EXERCISE » Set down all of the data exactly as it appears.

# start of THE INPUT

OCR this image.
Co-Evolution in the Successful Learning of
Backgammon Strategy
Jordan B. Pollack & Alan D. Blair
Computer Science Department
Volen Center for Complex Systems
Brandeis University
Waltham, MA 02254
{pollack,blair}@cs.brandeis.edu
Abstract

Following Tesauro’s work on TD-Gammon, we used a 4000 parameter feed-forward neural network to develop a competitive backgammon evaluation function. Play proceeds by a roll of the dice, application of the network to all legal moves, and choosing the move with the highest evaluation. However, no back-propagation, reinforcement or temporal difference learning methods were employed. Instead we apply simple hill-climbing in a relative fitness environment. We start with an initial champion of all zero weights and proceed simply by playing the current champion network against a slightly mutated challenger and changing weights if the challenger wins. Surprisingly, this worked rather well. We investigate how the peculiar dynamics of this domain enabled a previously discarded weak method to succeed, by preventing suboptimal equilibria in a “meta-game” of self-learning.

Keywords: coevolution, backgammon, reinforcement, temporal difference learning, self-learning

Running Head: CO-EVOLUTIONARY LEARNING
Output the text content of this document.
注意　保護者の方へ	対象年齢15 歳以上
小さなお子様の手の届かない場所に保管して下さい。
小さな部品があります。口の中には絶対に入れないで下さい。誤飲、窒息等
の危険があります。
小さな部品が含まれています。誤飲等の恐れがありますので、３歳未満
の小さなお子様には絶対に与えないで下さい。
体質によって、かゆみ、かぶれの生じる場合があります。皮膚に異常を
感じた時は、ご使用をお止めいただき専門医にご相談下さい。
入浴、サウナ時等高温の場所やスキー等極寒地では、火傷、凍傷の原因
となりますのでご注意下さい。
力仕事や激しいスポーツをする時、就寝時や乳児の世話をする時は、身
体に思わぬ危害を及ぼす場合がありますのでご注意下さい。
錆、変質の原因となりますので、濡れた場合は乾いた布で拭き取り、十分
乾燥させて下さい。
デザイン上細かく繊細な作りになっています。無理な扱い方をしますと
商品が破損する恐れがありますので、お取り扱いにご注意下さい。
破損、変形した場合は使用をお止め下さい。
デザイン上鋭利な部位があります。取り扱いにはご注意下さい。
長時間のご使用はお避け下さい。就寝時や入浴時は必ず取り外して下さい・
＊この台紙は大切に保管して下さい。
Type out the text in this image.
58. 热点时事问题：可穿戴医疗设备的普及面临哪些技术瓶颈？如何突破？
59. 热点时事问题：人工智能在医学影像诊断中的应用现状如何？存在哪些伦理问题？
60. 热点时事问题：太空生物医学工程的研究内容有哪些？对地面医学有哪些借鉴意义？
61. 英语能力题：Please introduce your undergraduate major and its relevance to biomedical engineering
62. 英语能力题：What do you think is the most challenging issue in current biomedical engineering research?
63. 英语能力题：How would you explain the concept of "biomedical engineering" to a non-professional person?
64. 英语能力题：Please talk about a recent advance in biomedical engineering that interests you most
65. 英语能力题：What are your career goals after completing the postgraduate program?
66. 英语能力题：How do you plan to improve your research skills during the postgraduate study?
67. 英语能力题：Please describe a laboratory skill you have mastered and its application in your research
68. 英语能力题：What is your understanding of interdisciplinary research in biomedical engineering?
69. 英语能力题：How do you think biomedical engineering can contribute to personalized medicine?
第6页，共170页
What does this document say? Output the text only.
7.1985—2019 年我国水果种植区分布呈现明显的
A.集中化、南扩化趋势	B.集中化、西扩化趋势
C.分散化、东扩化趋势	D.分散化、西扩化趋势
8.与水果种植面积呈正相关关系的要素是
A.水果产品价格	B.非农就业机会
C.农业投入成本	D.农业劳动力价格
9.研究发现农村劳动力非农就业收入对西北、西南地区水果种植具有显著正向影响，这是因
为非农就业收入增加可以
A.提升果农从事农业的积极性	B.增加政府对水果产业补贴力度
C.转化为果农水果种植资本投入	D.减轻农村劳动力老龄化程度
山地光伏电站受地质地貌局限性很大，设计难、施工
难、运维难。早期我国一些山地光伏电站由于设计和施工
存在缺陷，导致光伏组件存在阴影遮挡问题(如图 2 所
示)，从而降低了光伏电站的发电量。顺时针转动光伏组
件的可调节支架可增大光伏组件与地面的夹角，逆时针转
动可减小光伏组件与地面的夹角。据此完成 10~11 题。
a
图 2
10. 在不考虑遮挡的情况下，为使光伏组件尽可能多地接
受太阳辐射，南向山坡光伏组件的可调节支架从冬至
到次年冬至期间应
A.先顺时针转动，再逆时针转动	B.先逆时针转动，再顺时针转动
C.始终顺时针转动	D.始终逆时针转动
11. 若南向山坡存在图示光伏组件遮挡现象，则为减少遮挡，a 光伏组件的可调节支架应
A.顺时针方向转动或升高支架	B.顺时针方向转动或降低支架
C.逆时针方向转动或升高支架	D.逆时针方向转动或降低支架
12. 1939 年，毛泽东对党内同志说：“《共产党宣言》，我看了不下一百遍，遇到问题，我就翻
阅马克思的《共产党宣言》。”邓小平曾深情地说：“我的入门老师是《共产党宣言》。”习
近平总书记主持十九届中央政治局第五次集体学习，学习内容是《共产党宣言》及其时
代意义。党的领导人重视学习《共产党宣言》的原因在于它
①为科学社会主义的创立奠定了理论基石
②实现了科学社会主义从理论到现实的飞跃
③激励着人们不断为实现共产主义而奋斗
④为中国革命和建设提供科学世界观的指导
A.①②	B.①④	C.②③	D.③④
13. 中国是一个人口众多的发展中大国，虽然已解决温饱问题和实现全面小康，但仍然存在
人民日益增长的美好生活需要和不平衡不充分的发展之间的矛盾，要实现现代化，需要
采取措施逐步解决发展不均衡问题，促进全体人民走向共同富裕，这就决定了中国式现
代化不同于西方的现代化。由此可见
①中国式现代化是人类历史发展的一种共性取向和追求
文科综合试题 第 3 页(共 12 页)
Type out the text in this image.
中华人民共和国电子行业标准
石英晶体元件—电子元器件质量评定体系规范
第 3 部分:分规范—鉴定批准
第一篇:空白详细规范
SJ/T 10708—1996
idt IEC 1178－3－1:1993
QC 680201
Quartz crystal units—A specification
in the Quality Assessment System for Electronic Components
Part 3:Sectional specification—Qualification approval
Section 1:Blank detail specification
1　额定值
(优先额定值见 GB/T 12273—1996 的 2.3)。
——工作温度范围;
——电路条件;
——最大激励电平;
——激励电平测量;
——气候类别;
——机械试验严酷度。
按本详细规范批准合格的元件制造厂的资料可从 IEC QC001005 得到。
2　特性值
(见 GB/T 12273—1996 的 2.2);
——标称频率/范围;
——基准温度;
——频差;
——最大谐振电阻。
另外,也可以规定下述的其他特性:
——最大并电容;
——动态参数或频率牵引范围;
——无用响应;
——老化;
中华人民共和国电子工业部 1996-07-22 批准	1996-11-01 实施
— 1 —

# end of THE INPUT

WRITTEN SOLUTION »
OCR this image.
Co-Evolution in the Successful Learning of
Backgammon Strategy
Jordan B. Pollack & Alan D. Blair
Computer Science Department
Volen Center for Complex Systems
Brandeis University
Waltham, MA 02254
{pollack,blair}@cs.brandeis.edu
Abstract

Following Tesauro’s work on TD-Gammon, we used a 4000 parameter feed-forward neural network to develop a competitive backgammon evaluation function. Play proceeds by a roll of the dice, application of the network to all legal moves, and choosing the move with the highest evaluation. However, no back-propagation, reinforcement or temporal difference learning methods were employed. Instead we apply simple hill-climbing in a relative fitness environment. We start with an initial champion of all zero weights and proceed simply by playing the current champion network against a slightly mutated challenger and changing weights if the challenger wins. Surprisingly, this worked rather well. We investigate how the peculiar dynamics of this domain enabled a previously discarded weak method to succeed, by preventing suboptimal equilibria in a “meta-game” of self-learning.

Keywords: coevolution, backgammon, reinforcement, temporal difference learning, self-learning

Running Head: CO-EVOLUTIONARY LEARNING
Output the text content of this document.
注意　保護者の方へ	対象年齢15 歳以上
小さなお子様の手の届かない場所に保管して下さい。
小さな部品があります。口の中には絶対に入れないで下さい。誤飲、窒息等
の危険があります。
小さな部品が含まれています。誤飲等の恐れがありますので、３歳未満
の小さなお子様には絶対に与えないで下さい。
体質によって、かゆみ、かぶれの生じる場合があります。皮膚に異常を
感じた時は、ご使用をお止めいただき専門医にご相談下さい。
入浴、サウナ時等高温の場所やスキー等極寒地では、火傷、凍傷の原因
となりますのでご注意下さい。
力仕事や激しいスポーツをする時、就寝時や乳児の世話をする時は、身
体に思わぬ危害を及ぼす場合がありますのでご注意下さい。
錆、変質の原因となりますので、濡れた場合は乾いた布で拭き取り、十分
乾燥させて下さい。
デザイン上細かく繊細な作りになっています。無理な扱い方をしますと
商品が破損する恐れがありますので、お取り扱いにご注意下さい。
破損、変形した場合は使用をお止め下さい。
デザイン上鋭利な部位があります。取り扱いにはご注意下さい。
長時間のご使用はお避け下さい。就寝時や入浴時は必ず取り外して下さい・
＊この台紙は大切に保管して下さい。
Type out the text in this image.
58. 热点时事问题：可穿戴医疗设备的普及面临哪些技术瓶颈？如何突破？
59. 热点时事问题：人工智能在医学影像诊断中的应用现状如何？存在哪些伦理问题？
60. 热点时事问题：太空生物医学工程的研究内容有哪些？对地面医学有哪些借鉴意义？
61. 英语能力题：Please introduce your undergraduate major and its relevance to biomedical engineering
62. 英语能力题：What do you think is the most challenging issue in current biomedical engineering research?
63. 英语能力题：How would you explain the concept of "biomedical engineering" to a non-professional person?
64. 英语能力题：Please talk about a recent advance in biomedical engineering that interests you most
65. 英语能力题：What are your career goals after completing the postgraduate program?
66. 英语能力题：How do you plan to improve your research skills during the postgraduate study?
67. 英语能力题：Please describe a laboratory skill you have mastered and its application in your research
68. 英语能力题：What is your understanding of interdisciplinary research in biomedical engineering?
69. 英语能力题：How do you think biomedical engineering can contribute to personalized medicine?
第6页，共170页
What does this document say? Output the text only.
7.1985—2019 年我国水果种植区分布呈现明显的
A.集中化、南扩化趋势	B.集中化、西扩化趋势
C.分散化、东扩化趋势	D.分散化、西扩化趋势
8.与水果种植面积呈正相关关系的要素是
A.水果产品价格	B.非农就业机会
C.农业投入成本	D.农业劳动力价格
9.研究发现农村劳动力非农就业收入对西北、西南地区水果种植具有显著正向影响，这是因
为非农就业收入增加可以
A.提升果农从事农业的积极性	B.增加政府对水果产业补贴力度
C.转化为果农水果种植资本投入	D.减轻农村劳动力老龄化程度
山地光伏电站受地质地貌局限性很大，设计难、施工
难、运维难。早期我国一些山地光伏电站由于设计和施工
存在缺陷，导致光伏组件存在阴影遮挡问题(如图 2 所
示)，从而降低了光伏电站的发电量。顺时针转动光伏组
件的可调节支架可增大光伏组件与地面的夹角，逆时针转
动可减小光伏组件与地面的夹角。据此完成 10~11 题。
a
图 2
10. 在不考虑遮挡的情况下，为使光伏组件尽可能多地接
受太阳辐射，南向山坡光伏组件的可调节支架从冬至
到次年冬至期间应
A.先顺时针转动，再逆时针转动	B.先逆时针转动，再顺时针转动
C.始终顺时针转动	D.始终逆时针转动
11. 若南向山坡存在图示光伏组件遮挡现象，则为减少遮挡，a 光伏组件的可调节支架应
A.顺时针方向转动或升高支架	B.顺时针方向转动或降低支架
C.逆时针方向转动或升高支架	D.逆时针方向转动或降低支架
12. 1939 年，毛泽东对党内同志说：“《共产党宣言》，我看了不下一百遍，遇到问题，我就翻
阅马克思的《共产党宣言》。”邓小平曾深情地说：“我的入门老师是《共产党宣言》。”习
近平总书记主持十九届中央政治局第五次集体学习，学习内容是《共产党宣言》及其时
代意义。党的领导人重视学习《共产党宣言》的原因在于它
①为科学社会主义的创立奠定了理论基石
②实现了科学社会主义从理论到现实的飞跃
③激励着人们不断为实现共产主义而奋斗
④为中国革命和建设提供科学世界观的指导
A.①②	B.①④	C.②③	D.③④
13. 中国是一个人口众多的发展中大国，虽然已解决温饱问题和实现全面小康，但仍然存在
人民日益增长的美好生活需要和不平衡不充分的发展之间的矛盾，要实现现代化，需要
采取措施逐步解决发展不均衡问题，促进全体人民走向共同富裕，这就决定了中国式现
代化不同于西方的现代化。由此可见
①中国式现代化是人类历史发展的一种共性取向和追求
文科综合试题 第 3 页(共 12 页)
Type out the text in this image.
中华人民共和国电子行业标准
石英晶体元件—电子元器件质量评定体系规范
第 3 部分:分规范—鉴定批准
第一篇:空白详细规范
SJ/T 10708—1996
idt IEC 1178－3－1:1993
QC 680201
Quartz crystal units—A specification
in the Quality Assessment System for Electronic Components
Part 3:Sectional specification—Qualification approval
Section 1:Blank detail specification
1　额定值
(优先额定值见 GB/T 12273—1996 的 2.3)。
——工作温度范围;
——电路条件;
——最大激励电平;
——激励电平测量;
——气候类别;
——机械试验严酷度。
按本详细规范批准合格的元件制造厂的资料可从 IEC QC001005 得到。
2　特性值
(见 GB/T 12273—1996 的 2.2);
——标称频率/范围;
——基准温度;
——频差;
——最大谐振电阻。
另外,也可以规定下述的其他特性:
——最大并电容;
——动态参数或频率牵引范围;
——无用响应;
——老化;
中华人民共和国电子工业部 1996-07-22 批准	1996-11-01 实施
— 1 —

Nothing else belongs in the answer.